◆ **REQUIREMENTS**: Where a line in the listing contains the string "Удовлетворенность", copy that line out.

Stored items from a collection:
%%

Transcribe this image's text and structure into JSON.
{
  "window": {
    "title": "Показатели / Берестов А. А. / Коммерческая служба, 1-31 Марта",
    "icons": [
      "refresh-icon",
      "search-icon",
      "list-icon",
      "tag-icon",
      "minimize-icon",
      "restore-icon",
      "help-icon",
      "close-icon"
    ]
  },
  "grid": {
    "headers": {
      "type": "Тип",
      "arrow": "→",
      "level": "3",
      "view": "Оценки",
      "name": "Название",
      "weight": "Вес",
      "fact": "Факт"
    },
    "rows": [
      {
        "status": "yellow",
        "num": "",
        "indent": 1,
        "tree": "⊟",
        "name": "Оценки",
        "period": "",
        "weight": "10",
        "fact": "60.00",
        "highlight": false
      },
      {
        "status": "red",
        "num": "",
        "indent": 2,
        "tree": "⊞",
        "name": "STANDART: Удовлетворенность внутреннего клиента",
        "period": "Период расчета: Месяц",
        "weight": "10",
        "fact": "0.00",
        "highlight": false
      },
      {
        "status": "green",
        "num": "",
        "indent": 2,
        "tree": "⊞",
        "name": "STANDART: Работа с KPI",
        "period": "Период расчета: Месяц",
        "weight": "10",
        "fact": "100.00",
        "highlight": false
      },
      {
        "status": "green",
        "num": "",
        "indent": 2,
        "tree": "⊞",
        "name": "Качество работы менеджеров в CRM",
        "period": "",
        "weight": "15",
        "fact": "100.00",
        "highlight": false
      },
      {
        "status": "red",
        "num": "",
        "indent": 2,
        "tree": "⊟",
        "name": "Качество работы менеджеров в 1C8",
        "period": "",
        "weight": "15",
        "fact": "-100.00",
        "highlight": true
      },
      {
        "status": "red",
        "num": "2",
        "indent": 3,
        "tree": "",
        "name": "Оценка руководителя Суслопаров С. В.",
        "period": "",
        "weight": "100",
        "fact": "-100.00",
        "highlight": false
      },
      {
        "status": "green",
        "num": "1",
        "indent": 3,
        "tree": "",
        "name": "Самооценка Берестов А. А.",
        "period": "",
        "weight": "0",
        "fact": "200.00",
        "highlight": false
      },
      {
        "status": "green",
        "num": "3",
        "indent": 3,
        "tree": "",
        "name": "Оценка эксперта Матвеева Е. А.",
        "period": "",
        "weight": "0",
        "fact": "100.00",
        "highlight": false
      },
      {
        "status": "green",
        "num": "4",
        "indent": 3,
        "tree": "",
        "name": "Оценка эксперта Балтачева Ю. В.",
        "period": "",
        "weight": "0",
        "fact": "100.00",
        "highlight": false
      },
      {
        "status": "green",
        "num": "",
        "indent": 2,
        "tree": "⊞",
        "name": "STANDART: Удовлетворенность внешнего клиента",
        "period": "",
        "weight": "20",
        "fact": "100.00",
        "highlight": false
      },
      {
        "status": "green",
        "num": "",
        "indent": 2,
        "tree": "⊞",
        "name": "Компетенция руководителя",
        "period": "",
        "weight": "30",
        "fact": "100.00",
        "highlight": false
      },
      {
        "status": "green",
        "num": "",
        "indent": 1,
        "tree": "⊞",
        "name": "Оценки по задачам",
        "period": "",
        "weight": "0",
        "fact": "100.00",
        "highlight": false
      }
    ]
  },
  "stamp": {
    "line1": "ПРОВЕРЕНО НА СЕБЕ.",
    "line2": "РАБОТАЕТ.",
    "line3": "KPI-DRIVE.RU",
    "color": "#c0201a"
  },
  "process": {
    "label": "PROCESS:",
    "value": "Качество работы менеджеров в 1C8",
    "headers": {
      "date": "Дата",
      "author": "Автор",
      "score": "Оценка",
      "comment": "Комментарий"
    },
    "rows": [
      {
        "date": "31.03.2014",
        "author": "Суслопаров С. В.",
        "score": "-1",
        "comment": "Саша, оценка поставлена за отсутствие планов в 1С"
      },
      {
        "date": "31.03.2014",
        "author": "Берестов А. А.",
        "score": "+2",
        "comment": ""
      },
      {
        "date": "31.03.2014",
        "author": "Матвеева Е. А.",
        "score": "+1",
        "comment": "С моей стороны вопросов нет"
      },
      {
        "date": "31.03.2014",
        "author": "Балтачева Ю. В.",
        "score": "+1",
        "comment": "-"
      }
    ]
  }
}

%%

◆ **RESULT OF THIS EXERCISE**:
        "name": "STANDART: Удовлетворенность внутреннего клиента",
        "name": "STANDART: Удовлетворенность внешнего клиента",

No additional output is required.